In the data below, find every line with the string "title" and pull it out.

◆ Rows from a figure dataset:
________
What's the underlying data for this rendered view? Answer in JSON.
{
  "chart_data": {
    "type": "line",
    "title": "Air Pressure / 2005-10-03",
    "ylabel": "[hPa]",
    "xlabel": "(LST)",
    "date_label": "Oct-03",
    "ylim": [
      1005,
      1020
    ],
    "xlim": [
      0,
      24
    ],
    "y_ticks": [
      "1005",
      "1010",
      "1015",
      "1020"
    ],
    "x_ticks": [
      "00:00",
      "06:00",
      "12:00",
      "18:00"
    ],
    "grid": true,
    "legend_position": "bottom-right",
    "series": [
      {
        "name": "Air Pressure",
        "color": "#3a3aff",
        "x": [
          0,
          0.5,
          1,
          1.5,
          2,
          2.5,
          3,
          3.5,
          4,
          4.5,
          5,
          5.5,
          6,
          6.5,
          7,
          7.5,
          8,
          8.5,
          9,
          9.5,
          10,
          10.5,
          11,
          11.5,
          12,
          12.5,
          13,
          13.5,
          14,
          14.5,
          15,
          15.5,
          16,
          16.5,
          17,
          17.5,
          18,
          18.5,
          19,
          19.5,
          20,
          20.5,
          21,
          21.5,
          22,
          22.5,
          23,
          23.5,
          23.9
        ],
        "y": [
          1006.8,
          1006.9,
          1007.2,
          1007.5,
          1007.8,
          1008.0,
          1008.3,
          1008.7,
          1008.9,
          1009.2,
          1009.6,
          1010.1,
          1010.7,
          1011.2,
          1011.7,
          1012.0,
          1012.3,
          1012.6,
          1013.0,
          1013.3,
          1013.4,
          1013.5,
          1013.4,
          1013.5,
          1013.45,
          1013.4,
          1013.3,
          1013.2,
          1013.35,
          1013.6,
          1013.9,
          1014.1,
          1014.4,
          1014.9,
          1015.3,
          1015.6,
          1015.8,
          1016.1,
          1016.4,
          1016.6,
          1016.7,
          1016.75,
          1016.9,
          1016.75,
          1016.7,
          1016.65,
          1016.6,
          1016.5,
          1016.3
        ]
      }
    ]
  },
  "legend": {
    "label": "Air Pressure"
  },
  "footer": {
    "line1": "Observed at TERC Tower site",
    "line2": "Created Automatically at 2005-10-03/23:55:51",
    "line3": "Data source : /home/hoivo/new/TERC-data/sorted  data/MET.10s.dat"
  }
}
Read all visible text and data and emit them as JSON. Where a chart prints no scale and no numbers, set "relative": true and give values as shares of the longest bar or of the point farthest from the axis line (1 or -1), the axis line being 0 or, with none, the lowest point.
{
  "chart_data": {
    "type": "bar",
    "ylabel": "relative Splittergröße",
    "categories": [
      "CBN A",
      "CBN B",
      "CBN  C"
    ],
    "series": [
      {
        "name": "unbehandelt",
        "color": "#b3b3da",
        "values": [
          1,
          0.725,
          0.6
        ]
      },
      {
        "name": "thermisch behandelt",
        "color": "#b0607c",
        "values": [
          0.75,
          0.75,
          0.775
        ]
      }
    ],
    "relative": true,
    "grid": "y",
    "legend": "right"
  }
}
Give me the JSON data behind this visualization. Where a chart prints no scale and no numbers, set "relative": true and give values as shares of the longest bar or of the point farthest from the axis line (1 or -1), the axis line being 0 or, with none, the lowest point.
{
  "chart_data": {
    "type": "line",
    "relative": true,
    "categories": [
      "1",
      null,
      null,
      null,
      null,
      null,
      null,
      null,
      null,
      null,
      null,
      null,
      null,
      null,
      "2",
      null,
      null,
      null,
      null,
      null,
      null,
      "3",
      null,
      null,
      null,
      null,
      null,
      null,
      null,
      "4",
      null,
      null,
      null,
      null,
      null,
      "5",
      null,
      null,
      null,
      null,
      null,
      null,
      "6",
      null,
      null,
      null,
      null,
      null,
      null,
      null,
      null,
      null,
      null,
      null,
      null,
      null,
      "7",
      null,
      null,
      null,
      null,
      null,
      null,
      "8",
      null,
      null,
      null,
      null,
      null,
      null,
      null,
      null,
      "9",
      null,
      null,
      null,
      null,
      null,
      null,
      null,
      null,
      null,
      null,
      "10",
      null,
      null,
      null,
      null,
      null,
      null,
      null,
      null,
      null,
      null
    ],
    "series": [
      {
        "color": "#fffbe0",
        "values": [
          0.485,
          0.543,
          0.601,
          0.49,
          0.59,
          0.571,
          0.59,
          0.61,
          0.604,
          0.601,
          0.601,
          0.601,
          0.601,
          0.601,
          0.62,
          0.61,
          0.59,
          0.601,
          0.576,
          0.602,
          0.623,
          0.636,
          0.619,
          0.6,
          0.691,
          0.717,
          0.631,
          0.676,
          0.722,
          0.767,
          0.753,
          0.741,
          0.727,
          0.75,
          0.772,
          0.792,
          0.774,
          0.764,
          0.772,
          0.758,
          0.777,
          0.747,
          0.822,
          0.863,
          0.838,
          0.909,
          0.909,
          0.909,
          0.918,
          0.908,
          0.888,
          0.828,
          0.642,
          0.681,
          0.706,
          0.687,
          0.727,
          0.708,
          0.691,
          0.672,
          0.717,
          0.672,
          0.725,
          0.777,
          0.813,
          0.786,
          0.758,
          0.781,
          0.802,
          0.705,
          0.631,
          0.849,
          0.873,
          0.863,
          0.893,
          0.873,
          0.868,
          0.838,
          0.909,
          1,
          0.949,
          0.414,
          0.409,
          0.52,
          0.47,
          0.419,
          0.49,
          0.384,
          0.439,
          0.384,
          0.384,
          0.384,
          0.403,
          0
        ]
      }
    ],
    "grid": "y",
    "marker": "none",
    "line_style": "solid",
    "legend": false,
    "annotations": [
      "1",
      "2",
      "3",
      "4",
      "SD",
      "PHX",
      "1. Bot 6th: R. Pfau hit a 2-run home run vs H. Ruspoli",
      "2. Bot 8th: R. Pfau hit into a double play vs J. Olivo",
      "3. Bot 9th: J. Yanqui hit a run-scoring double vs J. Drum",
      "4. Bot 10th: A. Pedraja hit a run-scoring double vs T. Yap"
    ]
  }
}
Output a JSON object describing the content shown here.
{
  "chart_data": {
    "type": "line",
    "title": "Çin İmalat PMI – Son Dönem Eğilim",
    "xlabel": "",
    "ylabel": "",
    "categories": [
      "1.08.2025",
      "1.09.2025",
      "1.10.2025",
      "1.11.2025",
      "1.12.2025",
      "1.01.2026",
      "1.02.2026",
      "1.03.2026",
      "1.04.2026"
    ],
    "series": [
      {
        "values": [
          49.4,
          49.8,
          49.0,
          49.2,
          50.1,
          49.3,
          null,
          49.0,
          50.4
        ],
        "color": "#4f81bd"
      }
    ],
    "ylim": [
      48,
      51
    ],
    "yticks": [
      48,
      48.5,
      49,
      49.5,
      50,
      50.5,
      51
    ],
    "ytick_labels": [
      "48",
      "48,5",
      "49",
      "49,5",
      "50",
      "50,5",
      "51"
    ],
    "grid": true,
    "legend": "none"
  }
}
________
◆ Solution to this exercise:
    "title": "Air Pressure / 2005-10-03",
    "title": "Çin İmalat PMI – Son Dönem Eğilim",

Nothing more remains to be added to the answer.